Word for word, and with pictures excluded, copy out all the records that follow.

Start of Task inputs

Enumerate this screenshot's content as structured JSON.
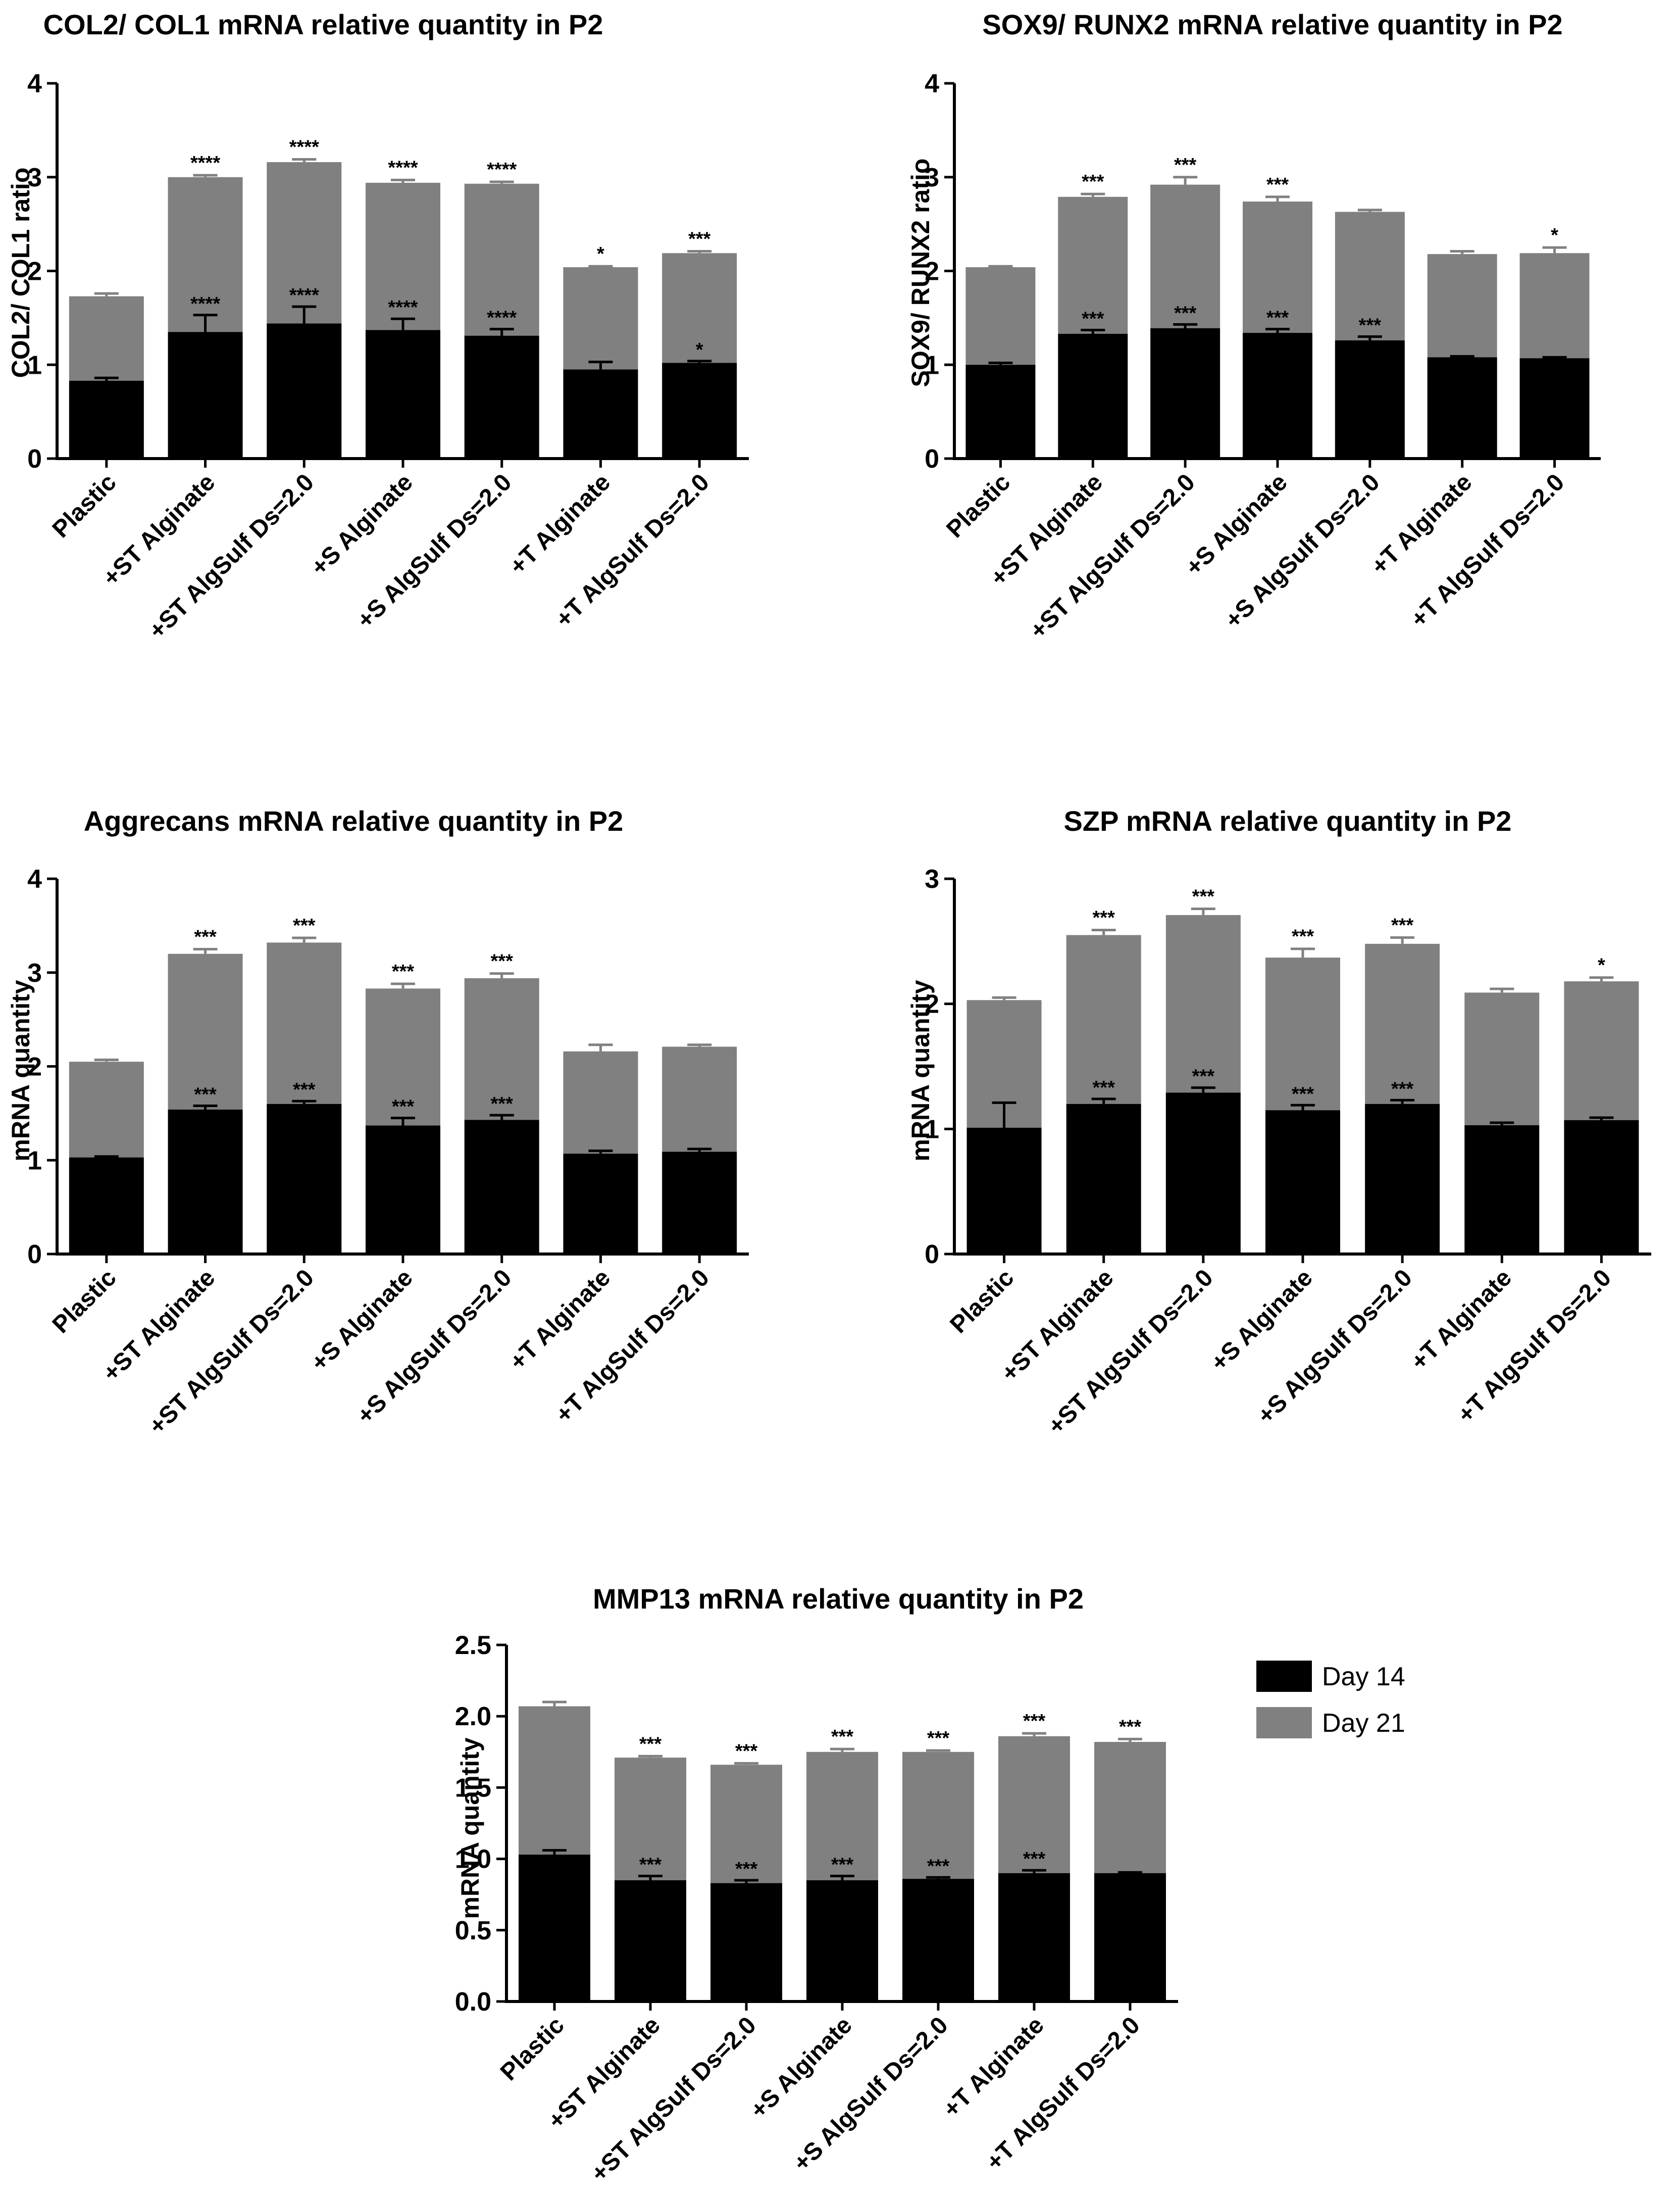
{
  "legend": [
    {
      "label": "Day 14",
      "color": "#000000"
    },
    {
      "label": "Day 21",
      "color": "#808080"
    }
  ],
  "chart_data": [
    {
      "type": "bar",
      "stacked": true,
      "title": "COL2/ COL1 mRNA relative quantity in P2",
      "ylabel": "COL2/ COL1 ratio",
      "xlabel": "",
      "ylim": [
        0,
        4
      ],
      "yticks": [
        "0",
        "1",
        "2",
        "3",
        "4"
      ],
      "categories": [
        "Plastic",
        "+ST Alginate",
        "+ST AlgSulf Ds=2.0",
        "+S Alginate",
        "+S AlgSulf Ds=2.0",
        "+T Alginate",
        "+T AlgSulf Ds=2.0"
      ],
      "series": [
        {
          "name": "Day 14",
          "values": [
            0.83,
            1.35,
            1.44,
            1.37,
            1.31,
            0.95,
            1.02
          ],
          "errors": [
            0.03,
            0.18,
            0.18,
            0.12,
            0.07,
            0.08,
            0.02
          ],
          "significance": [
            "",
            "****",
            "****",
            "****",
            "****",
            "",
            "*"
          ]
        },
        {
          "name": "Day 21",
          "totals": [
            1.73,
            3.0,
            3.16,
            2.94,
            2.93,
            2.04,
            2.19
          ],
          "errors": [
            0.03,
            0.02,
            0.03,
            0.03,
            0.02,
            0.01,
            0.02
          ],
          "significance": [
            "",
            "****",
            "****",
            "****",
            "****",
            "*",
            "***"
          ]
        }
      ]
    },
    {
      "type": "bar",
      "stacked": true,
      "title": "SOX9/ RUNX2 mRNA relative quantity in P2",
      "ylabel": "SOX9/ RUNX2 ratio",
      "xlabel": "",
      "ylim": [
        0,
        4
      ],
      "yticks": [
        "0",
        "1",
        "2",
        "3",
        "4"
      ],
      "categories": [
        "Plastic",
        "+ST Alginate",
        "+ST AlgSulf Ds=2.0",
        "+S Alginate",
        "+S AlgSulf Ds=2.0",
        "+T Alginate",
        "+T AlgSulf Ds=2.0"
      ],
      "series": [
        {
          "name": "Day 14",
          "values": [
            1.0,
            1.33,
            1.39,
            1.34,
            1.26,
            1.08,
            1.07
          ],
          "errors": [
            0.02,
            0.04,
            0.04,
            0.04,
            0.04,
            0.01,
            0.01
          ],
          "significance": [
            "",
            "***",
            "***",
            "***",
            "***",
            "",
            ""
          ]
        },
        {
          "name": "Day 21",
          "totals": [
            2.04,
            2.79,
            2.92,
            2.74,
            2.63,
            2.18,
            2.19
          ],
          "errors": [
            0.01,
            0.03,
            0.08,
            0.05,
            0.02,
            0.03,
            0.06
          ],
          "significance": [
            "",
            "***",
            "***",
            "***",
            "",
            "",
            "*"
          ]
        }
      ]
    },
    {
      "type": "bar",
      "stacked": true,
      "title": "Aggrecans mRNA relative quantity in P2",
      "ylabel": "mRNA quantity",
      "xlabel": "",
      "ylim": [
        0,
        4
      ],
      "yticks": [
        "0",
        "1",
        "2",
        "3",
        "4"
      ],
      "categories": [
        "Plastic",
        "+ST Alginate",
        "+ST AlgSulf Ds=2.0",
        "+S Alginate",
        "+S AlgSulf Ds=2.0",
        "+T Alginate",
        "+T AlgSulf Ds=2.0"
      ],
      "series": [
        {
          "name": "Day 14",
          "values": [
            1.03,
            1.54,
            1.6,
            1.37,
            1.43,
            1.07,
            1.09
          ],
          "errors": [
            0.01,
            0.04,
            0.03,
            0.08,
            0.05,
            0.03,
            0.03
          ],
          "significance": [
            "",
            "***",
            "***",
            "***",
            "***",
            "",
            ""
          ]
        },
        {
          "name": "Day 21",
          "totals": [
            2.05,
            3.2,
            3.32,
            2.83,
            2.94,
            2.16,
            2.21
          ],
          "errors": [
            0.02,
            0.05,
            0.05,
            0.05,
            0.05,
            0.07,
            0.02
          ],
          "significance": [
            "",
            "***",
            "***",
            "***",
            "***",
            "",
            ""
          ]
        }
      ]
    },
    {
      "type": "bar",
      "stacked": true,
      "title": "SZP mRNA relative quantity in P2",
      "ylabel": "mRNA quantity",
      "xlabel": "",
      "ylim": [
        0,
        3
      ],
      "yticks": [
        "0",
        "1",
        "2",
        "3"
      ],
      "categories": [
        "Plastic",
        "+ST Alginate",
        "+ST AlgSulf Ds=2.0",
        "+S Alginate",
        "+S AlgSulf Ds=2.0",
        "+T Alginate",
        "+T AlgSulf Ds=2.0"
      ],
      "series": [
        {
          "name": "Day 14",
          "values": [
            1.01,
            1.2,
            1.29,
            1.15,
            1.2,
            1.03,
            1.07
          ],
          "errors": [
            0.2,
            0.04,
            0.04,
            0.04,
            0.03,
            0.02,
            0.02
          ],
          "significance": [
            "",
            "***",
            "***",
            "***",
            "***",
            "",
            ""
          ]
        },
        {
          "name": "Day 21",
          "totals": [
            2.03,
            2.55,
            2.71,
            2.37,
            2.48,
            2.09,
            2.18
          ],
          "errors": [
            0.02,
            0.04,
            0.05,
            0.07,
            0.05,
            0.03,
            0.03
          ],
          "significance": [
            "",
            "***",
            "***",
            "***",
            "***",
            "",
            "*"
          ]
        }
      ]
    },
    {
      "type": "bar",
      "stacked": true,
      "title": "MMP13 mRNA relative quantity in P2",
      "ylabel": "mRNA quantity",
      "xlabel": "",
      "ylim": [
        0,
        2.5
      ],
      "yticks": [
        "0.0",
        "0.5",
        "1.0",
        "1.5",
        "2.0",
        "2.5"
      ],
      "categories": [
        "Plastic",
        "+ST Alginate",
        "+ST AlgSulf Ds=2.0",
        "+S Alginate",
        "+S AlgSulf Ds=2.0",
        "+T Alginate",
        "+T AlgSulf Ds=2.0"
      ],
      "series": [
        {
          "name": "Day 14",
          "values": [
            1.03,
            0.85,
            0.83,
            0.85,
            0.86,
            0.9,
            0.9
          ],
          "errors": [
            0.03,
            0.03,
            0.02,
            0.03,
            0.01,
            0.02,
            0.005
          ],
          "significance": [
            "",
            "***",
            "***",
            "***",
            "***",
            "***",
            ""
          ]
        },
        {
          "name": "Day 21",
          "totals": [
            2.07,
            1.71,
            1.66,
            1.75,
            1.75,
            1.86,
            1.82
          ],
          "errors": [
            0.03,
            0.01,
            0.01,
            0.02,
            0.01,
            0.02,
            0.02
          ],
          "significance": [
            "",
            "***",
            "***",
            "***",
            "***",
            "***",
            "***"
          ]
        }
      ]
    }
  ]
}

End of Task inputs

Solution for this problem —
Enumerate this screenshot's content as structured JSON.
{
  "legend": [
    {
      "label": "Day 14",
      "color": "#000000"
    },
    {
      "label": "Day 21",
      "color": "#808080"
    }
  ],
  "chart_data": [
    {
      "type": "bar",
      "stacked": true,
      "title": "COL2/ COL1 mRNA relative quantity in P2",
      "ylabel": "COL2/ COL1 ratio",
      "xlabel": "",
      "ylim": [
        0,
        4
      ],
      "yticks": [
        "0",
        "1",
        "2",
        "3",
        "4"
      ],
      "categories": [
        "Plastic",
        "+ST Alginate",
        "+ST AlgSulf Ds=2.0",
        "+S Alginate",
        "+S AlgSulf Ds=2.0",
        "+T Alginate",
        "+T AlgSulf Ds=2.0"
      ],
      "series": [
        {
          "name": "Day 14",
          "values": [
            0.83,
            1.35,
            1.44,
            1.37,
            1.31,
            0.95,
            1.02
          ],
          "errors": [
            0.03,
            0.18,
            0.18,
            0.12,
            0.07,
            0.08,
            0.02
          ],
          "significance": [
            "",
            "****",
            "****",
            "****",
            "****",
            "",
            "*"
          ]
        },
        {
          "name": "Day 21",
          "totals": [
            1.73,
            3.0,
            3.16,
            2.94,
            2.93,
            2.04,
            2.19
          ],
          "errors": [
            0.03,
            0.02,
            0.03,
            0.03,
            0.02,
            0.01,
            0.02
          ],
          "significance": [
            "",
            "****",
            "****",
            "****",
            "****",
            "*",
            "***"
          ]
        }
      ]
    },
    {
      "type": "bar",
      "stacked": true,
      "title": "SOX9/ RUNX2 mRNA relative quantity in P2",
      "ylabel": "SOX9/ RUNX2 ratio",
      "xlabel": "",
      "ylim": [
        0,
        4
      ],
      "yticks": [
        "0",
        "1",
        "2",
        "3",
        "4"
      ],
      "categories": [
        "Plastic",
        "+ST Alginate",
        "+ST AlgSulf Ds=2.0",
        "+S Alginate",
        "+S AlgSulf Ds=2.0",
        "+T Alginate",
        "+T AlgSulf Ds=2.0"
      ],
      "series": [
        {
          "name": "Day 14",
          "values": [
            1.0,
            1.33,
            1.39,
            1.34,
            1.26,
            1.08,
            1.07
          ],
          "errors": [
            0.02,
            0.04,
            0.04,
            0.04,
            0.04,
            0.01,
            0.01
          ],
          "significance": [
            "",
            "***",
            "***",
            "***",
            "***",
            "",
            ""
          ]
        },
        {
          "name": "Day 21",
          "totals": [
            2.04,
            2.79,
            2.92,
            2.74,
            2.63,
            2.18,
            2.19
          ],
          "errors": [
            0.01,
            0.03,
            0.08,
            0.05,
            0.02,
            0.03,
            0.06
          ],
          "significance": [
            "",
            "***",
            "***",
            "***",
            "",
            "",
            "*"
          ]
        }
      ]
    },
    {
      "type": "bar",
      "stacked": true,
      "title": "Aggrecans mRNA relative quantity in P2",
      "ylabel": "mRNA quantity",
      "xlabel": "",
      "ylim": [
        0,
        4
      ],
      "yticks": [
        "0",
        "1",
        "2",
        "3",
        "4"
      ],
      "categories": [
        "Plastic",
        "+ST Alginate",
        "+ST AlgSulf Ds=2.0",
        "+S Alginate",
        "+S AlgSulf Ds=2.0",
        "+T Alginate",
        "+T AlgSulf Ds=2.0"
      ],
      "series": [
        {
          "name": "Day 14",
          "values": [
            1.03,
            1.54,
            1.6,
            1.37,
            1.43,
            1.07,
            1.09
          ],
          "errors": [
            0.01,
            0.04,
            0.03,
            0.08,
            0.05,
            0.03,
            0.03
          ],
          "significance": [
            "",
            "***",
            "***",
            "***",
            "***",
            "",
            ""
          ]
        },
        {
          "name": "Day 21",
          "totals": [
            2.05,
            3.2,
            3.32,
            2.83,
            2.94,
            2.16,
            2.21
          ],
          "errors": [
            0.02,
            0.05,
            0.05,
            0.05,
            0.05,
            0.07,
            0.02
          ],
          "significance": [
            "",
            "***",
            "***",
            "***",
            "***",
            "",
            ""
          ]
        }
      ]
    },
    {
      "type": "bar",
      "stacked": true,
      "title": "SZP mRNA relative quantity in P2",
      "ylabel": "mRNA quantity",
      "xlabel": "",
      "ylim": [
        0,
        3
      ],
      "yticks": [
        "0",
        "1",
        "2",
        "3"
      ],
      "categories": [
        "Plastic",
        "+ST Alginate",
        "+ST AlgSulf Ds=2.0",
        "+S Alginate",
        "+S AlgSulf Ds=2.0",
        "+T Alginate",
        "+T AlgSulf Ds=2.0"
      ],
      "series": [
        {
          "name": "Day 14",
          "values": [
            1.01,
            1.2,
            1.29,
            1.15,
            1.2,
            1.03,
            1.07
          ],
          "errors": [
            0.2,
            0.04,
            0.04,
            0.04,
            0.03,
            0.02,
            0.02
          ],
          "significance": [
            "",
            "***",
            "***",
            "***",
            "***",
            "",
            ""
          ]
        },
        {
          "name": "Day 21",
          "totals": [
            2.03,
            2.55,
            2.71,
            2.37,
            2.48,
            2.09,
            2.18
          ],
          "errors": [
            0.02,
            0.04,
            0.05,
            0.07,
            0.05,
            0.03,
            0.03
          ],
          "significance": [
            "",
            "***",
            "***",
            "***",
            "***",
            "",
            "*"
          ]
        }
      ]
    },
    {
      "type": "bar",
      "stacked": true,
      "title": "MMP13 mRNA relative quantity in P2",
      "ylabel": "mRNA quantity",
      "xlabel": "",
      "ylim": [
        0,
        2.5
      ],
      "yticks": [
        "0.0",
        "0.5",
        "1.0",
        "1.5",
        "2.0",
        "2.5"
      ],
      "categories": [
        "Plastic",
        "+ST Alginate",
        "+ST AlgSulf Ds=2.0",
        "+S Alginate",
        "+S AlgSulf Ds=2.0",
        "+T Alginate",
        "+T AlgSulf Ds=2.0"
      ],
      "series": [
        {
          "name": "Day 14",
          "values": [
            1.03,
            0.85,
            0.83,
            0.85,
            0.86,
            0.9,
            0.9
          ],
          "errors": [
            0.03,
            0.03,
            0.02,
            0.03,
            0.01,
            0.02,
            0.005
          ],
          "significance": [
            "",
            "***",
            "***",
            "***",
            "***",
            "***",
            ""
          ]
        },
        {
          "name": "Day 21",
          "totals": [
            2.07,
            1.71,
            1.66,
            1.75,
            1.75,
            1.86,
            1.82
          ],
          "errors": [
            0.03,
            0.01,
            0.01,
            0.02,
            0.01,
            0.02,
            0.02
          ],
          "significance": [
            "",
            "***",
            "***",
            "***",
            "***",
            "***",
            "***"
          ]
        }
      ]
    }
  ]
}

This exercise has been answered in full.